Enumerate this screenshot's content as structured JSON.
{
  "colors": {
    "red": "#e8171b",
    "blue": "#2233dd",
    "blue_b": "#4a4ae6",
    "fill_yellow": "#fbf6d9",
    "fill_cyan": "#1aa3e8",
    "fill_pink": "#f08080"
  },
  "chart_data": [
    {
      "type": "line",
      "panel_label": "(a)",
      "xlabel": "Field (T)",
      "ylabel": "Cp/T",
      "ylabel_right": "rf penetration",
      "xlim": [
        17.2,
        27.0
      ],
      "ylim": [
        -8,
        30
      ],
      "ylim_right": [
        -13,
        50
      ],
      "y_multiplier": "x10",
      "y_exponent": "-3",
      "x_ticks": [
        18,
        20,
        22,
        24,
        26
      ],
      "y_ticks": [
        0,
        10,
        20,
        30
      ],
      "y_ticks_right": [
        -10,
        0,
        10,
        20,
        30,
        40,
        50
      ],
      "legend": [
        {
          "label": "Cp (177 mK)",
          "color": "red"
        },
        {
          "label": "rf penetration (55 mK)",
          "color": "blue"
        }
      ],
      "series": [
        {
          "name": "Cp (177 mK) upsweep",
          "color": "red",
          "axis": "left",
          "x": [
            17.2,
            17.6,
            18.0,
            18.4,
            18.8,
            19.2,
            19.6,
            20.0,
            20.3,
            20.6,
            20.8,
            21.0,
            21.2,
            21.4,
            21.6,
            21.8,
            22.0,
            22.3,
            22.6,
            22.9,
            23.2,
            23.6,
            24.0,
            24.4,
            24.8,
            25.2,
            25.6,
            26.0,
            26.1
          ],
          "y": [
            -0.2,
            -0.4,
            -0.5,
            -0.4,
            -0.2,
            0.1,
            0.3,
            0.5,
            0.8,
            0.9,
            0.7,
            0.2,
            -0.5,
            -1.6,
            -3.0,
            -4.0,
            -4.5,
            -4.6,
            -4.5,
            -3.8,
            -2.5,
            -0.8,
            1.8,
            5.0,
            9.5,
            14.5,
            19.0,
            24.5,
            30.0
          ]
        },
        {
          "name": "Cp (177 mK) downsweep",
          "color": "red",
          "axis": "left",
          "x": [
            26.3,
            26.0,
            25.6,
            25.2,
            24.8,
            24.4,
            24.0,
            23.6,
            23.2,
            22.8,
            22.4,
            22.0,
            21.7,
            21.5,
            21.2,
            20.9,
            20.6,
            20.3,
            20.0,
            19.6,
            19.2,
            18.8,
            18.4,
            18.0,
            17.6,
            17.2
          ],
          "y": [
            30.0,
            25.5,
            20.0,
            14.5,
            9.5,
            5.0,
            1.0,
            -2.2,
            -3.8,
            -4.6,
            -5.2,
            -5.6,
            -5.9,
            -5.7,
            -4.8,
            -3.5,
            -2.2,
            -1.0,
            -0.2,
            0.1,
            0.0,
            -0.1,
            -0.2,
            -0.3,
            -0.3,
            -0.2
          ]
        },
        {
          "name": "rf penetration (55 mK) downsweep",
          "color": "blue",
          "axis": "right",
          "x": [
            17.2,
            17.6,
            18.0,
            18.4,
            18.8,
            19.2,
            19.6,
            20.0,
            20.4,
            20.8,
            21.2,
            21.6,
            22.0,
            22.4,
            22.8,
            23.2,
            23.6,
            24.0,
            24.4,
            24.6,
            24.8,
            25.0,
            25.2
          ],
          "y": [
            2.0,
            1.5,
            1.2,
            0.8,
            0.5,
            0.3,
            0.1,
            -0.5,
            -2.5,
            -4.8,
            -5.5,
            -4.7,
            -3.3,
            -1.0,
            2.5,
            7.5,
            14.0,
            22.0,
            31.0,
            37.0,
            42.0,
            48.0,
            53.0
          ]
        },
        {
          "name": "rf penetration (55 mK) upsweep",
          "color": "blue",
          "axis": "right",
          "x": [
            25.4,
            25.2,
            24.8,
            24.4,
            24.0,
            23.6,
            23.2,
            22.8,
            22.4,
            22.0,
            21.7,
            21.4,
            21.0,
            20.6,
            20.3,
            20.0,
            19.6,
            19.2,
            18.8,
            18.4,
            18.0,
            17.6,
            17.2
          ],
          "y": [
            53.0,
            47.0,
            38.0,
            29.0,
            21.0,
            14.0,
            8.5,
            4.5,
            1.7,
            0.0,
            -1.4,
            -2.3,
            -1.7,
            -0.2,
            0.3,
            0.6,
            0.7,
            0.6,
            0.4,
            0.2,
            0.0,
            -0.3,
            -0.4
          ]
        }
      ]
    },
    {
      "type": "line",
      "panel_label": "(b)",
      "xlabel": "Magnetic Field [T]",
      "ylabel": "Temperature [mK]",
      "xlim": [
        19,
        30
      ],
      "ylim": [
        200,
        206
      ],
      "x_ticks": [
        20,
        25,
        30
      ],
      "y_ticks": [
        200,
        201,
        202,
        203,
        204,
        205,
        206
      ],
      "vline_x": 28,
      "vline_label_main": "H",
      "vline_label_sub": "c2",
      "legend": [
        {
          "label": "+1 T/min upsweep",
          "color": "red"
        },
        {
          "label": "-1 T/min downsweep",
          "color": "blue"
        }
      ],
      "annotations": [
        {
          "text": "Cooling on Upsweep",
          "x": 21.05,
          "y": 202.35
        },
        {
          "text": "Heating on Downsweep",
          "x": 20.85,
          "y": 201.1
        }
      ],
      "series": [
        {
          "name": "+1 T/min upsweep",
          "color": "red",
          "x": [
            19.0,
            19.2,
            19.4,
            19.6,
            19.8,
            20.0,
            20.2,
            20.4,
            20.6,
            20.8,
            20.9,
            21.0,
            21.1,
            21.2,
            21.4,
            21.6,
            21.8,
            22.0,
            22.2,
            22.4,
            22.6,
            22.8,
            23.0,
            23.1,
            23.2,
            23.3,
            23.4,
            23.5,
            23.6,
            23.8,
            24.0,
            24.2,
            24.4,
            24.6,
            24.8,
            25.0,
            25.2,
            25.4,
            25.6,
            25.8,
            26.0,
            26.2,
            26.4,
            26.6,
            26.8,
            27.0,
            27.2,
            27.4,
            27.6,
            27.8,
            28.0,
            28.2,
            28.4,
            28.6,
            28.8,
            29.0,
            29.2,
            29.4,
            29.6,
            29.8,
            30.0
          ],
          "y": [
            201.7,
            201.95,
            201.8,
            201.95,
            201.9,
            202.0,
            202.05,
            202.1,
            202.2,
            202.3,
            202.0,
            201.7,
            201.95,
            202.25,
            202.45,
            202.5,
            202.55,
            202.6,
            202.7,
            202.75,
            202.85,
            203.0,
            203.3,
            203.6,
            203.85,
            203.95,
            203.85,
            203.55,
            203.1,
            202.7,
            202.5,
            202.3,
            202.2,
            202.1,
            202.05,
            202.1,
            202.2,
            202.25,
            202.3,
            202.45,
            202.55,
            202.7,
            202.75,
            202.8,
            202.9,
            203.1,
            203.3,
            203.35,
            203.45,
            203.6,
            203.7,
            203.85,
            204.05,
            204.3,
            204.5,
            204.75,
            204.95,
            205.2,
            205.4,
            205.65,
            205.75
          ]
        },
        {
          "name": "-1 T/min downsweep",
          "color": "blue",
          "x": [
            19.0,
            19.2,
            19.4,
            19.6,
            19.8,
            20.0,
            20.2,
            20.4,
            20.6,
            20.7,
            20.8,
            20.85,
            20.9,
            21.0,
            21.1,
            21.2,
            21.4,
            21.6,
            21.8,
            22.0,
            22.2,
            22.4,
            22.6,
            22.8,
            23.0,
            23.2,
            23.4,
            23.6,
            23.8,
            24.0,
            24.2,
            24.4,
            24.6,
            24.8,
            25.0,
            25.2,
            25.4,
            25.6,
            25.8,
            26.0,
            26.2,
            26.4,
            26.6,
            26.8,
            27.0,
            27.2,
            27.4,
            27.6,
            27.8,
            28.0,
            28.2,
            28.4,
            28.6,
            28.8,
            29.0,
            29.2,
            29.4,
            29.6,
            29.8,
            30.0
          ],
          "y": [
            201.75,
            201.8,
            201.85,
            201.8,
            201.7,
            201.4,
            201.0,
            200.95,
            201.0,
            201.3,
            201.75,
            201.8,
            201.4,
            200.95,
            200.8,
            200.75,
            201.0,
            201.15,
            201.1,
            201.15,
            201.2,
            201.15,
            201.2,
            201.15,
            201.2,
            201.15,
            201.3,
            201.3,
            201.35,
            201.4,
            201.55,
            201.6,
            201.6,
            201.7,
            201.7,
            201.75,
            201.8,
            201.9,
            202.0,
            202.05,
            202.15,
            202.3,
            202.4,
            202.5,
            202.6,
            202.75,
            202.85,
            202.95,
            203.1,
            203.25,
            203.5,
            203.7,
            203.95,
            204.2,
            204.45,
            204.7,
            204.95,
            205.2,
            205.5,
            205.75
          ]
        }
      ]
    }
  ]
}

■ WHAT THE TASK ASKS ■
Of all the lines above, how many contain the word "xlabel"? Give the number and nothing else.

■ EXERCISE ANSWER ■
2